* Stated goal
From the listing below, extract every line containing "Free".

* Material supplied
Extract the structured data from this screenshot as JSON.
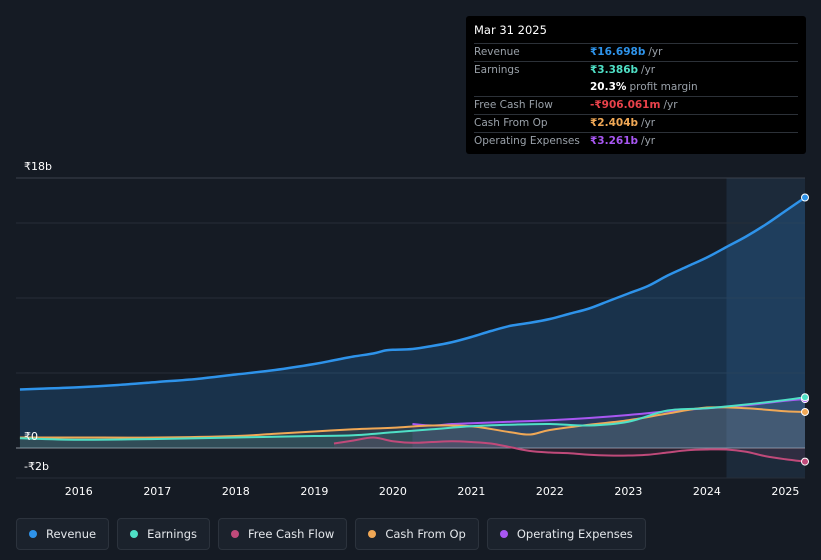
{
  "tooltip": {
    "date": "Mar 31 2025",
    "rows": [
      {
        "label": "Revenue",
        "value": "₹16.698b",
        "unit": "/yr",
        "color": "#2e93ea"
      },
      {
        "label": "Earnings",
        "value": "₹3.386b",
        "unit": "/yr",
        "color": "#4fe0c6"
      },
      {
        "label": "",
        "value": "20.3%",
        "unit": "profit margin",
        "color": "#ffffff"
      },
      {
        "label": "Free Cash Flow",
        "value": "-₹906.061m",
        "unit": "/yr",
        "color": "#e8424b"
      },
      {
        "label": "Cash From Op",
        "value": "₹2.404b",
        "unit": "/yr",
        "color": "#f0a856"
      },
      {
        "label": "Operating Expenses",
        "value": "₹3.261b",
        "unit": "/yr",
        "color": "#a857f2"
      }
    ]
  },
  "axis": {
    "y_top_label": "₹18b",
    "y_zero_label": "₹0",
    "y_bottom_label": "-₹2b"
  },
  "legend": [
    {
      "label": "Revenue",
      "color": "#2e93ea"
    },
    {
      "label": "Earnings",
      "color": "#4fe0c6"
    },
    {
      "label": "Free Cash Flow",
      "color": "#c04a7a"
    },
    {
      "label": "Cash From Op",
      "color": "#f0a856"
    },
    {
      "label": "Operating Expenses",
      "color": "#a857f2"
    }
  ],
  "chart_data": {
    "type": "line",
    "title": "",
    "xlabel": "",
    "ylabel": "",
    "ylim": [
      -2,
      18
    ],
    "x_ticks": [
      2016,
      2017,
      2018,
      2019,
      2020,
      2021,
      2022,
      2023,
      2024,
      2025
    ],
    "x_range": [
      2015.2,
      2025.25
    ],
    "highlight_start": 2024.25,
    "series": [
      {
        "name": "Revenue",
        "color": "#2e93ea",
        "x": [
          2015.25,
          2015.5,
          2016,
          2016.5,
          2017,
          2017.5,
          2018,
          2018.5,
          2019,
          2019.25,
          2019.5,
          2019.75,
          2019.9,
          2020,
          2020.25,
          2020.5,
          2020.75,
          2021,
          2021.25,
          2021.5,
          2021.75,
          2022,
          2022.25,
          2022.5,
          2022.75,
          2023,
          2023.25,
          2023.5,
          2023.75,
          2024,
          2024.25,
          2024.5,
          2024.75,
          2025,
          2025.25
        ],
        "y": [
          3.9,
          3.95,
          4.05,
          4.2,
          4.4,
          4.6,
          4.9,
          5.2,
          5.6,
          5.85,
          6.1,
          6.3,
          6.5,
          6.55,
          6.6,
          6.8,
          7.05,
          7.4,
          7.8,
          8.15,
          8.35,
          8.6,
          8.95,
          9.3,
          9.8,
          10.3,
          10.8,
          11.5,
          12.1,
          12.7,
          13.4,
          14.1,
          14.9,
          15.8,
          16.7
        ]
      },
      {
        "name": "Earnings",
        "color": "#4fe0c6",
        "x": [
          2015.25,
          2016,
          2017,
          2018,
          2018.5,
          2019,
          2019.5,
          2020,
          2020.5,
          2021,
          2021.5,
          2022,
          2022.5,
          2023,
          2023.5,
          2024,
          2024.5,
          2025,
          2025.25
        ],
        "y": [
          0.65,
          0.55,
          0.6,
          0.7,
          0.75,
          0.8,
          0.85,
          1.05,
          1.25,
          1.45,
          1.55,
          1.6,
          1.5,
          1.75,
          2.5,
          2.65,
          2.9,
          3.2,
          3.386
        ]
      },
      {
        "name": "Free Cash Flow",
        "color": "#c04a7a",
        "x": [
          2019.25,
          2019.5,
          2019.75,
          2020,
          2020.25,
          2020.5,
          2020.75,
          2021,
          2021.25,
          2021.5,
          2021.75,
          2022,
          2022.25,
          2022.5,
          2022.75,
          2023,
          2023.25,
          2023.5,
          2023.75,
          2024,
          2024.25,
          2024.5,
          2024.75,
          2025,
          2025.25
        ],
        "y": [
          0.3,
          0.5,
          0.7,
          0.45,
          0.35,
          0.4,
          0.45,
          0.4,
          0.3,
          0.05,
          -0.2,
          -0.3,
          -0.35,
          -0.45,
          -0.5,
          -0.5,
          -0.45,
          -0.3,
          -0.15,
          -0.1,
          -0.1,
          -0.25,
          -0.55,
          -0.75,
          -0.906
        ]
      },
      {
        "name": "Cash From Op",
        "color": "#f0a856",
        "x": [
          2015.25,
          2016,
          2017,
          2018,
          2018.5,
          2019,
          2019.5,
          2020,
          2020.5,
          2021,
          2021.5,
          2021.75,
          2022,
          2022.5,
          2023,
          2023.5,
          2024,
          2024.5,
          2025,
          2025.25
        ],
        "y": [
          0.7,
          0.7,
          0.7,
          0.8,
          0.95,
          1.1,
          1.25,
          1.35,
          1.5,
          1.45,
          1.05,
          0.9,
          1.2,
          1.55,
          1.85,
          2.3,
          2.7,
          2.65,
          2.45,
          2.404
        ]
      },
      {
        "name": "Operating Expenses",
        "color": "#a857f2",
        "x": [
          2020.25,
          2020.5,
          2020.75,
          2021,
          2021.5,
          2022,
          2022.5,
          2023,
          2023.5,
          2024,
          2024.5,
          2024.75,
          2025,
          2025.25
        ],
        "y": [
          1.6,
          1.5,
          1.6,
          1.65,
          1.75,
          1.85,
          2.0,
          2.2,
          2.45,
          2.65,
          2.85,
          3.0,
          3.15,
          3.261
        ]
      }
    ]
  }
}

* Answer for this exercise
        "label": "Free Cash Flow",
      "label": "Free Cash Flow",
        "name": "Free Cash Flow",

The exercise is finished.